- [What needs to be done]
Nothing but the lines from the one containing "Extract the chart's" through the last line of the records below should be copied, exactly and without pictures.

(Data items)
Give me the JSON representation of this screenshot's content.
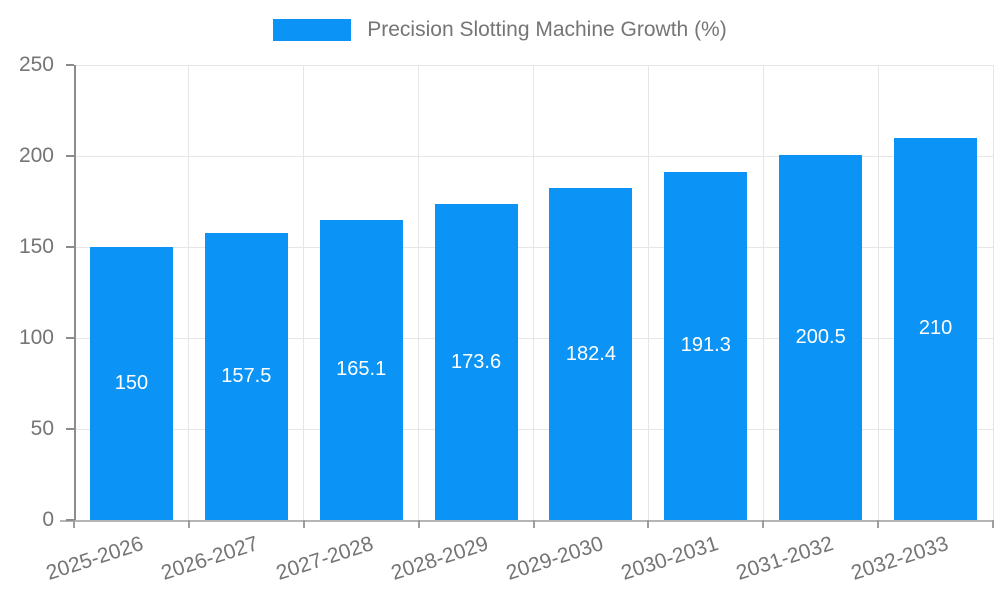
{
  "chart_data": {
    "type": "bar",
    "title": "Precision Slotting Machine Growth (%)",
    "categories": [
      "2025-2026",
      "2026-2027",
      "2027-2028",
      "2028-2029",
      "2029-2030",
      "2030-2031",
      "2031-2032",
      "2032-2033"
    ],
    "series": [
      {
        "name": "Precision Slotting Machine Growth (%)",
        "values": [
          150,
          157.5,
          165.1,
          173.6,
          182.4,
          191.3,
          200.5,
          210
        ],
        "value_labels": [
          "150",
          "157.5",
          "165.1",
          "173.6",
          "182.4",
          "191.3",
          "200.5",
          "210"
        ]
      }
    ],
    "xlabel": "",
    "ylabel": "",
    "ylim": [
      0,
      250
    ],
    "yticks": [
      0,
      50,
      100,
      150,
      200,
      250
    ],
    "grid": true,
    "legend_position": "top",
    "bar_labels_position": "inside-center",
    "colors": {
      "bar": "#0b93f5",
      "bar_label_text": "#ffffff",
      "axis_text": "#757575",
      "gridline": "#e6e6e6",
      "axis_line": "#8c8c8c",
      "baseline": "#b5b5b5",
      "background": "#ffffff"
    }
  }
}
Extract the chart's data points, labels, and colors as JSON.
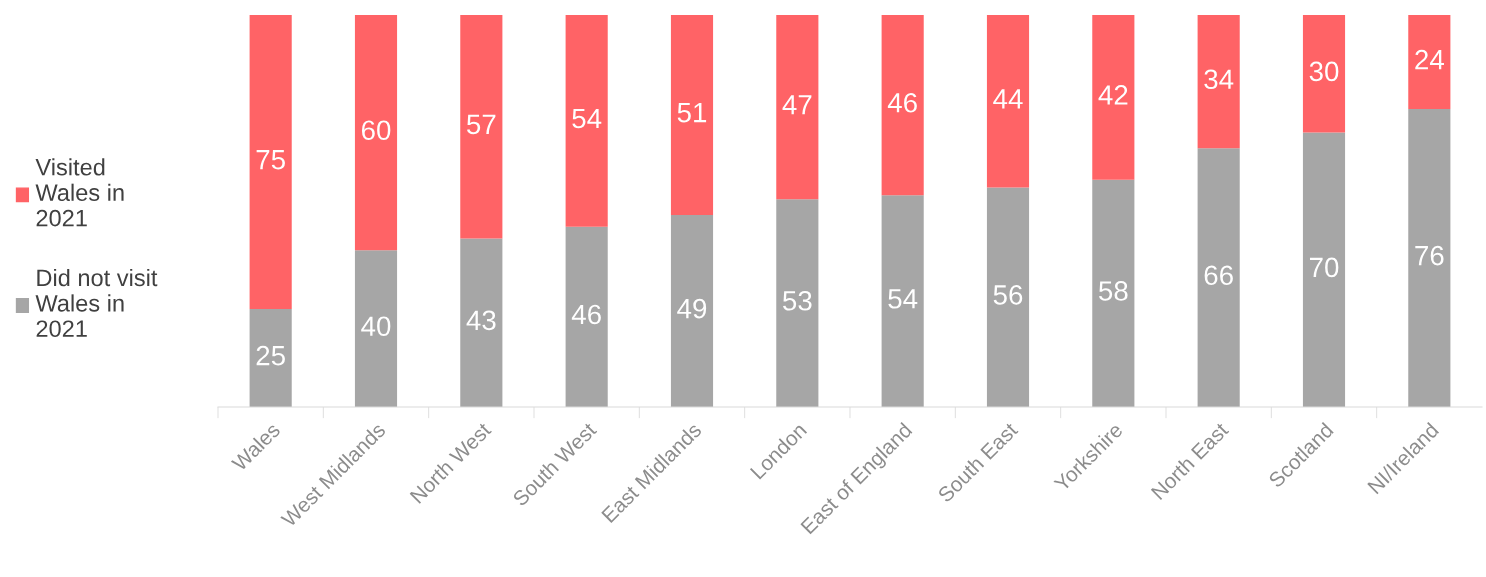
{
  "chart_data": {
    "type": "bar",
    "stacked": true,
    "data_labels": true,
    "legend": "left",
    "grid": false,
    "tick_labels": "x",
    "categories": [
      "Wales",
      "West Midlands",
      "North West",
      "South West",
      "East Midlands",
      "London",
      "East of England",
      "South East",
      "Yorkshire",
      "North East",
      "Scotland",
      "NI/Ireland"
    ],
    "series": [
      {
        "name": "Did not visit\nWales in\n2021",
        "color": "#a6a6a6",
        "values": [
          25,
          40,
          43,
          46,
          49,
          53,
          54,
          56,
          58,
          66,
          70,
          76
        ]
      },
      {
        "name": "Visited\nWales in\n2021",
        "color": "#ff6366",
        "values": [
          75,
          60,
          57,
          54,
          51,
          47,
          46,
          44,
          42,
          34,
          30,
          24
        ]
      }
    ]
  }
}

- [Solution for this exercise]
Extract the chart's data points, labels, and colors as JSON.
{
  "chart_data": {
    "type": "bar",
    "stacked": true,
    "data_labels": true,
    "legend": "left",
    "grid": false,
    "tick_labels": "x",
    "categories": [
      "Wales",
      "West Midlands",
      "North West",
      "South West",
      "East Midlands",
      "London",
      "East of England",
      "South East",
      "Yorkshire",
      "North East",
      "Scotland",
      "NI/Ireland"
    ],
    "series": [
      {
        "name": "Did not visit\nWales in\n2021",
        "color": "#a6a6a6",
        "values": [
          25,
          40,
          43,
          46,
          49,
          53,
          54,
          56,
          58,
          66,
          70,
          76
        ]
      },
      {
        "name": "Visited\nWales in\n2021",
        "color": "#ff6366",
        "values": [
          75,
          60,
          57,
          54,
          51,
          47,
          46,
          44,
          42,
          34,
          30,
          24
        ]
      }
    ]
  }
}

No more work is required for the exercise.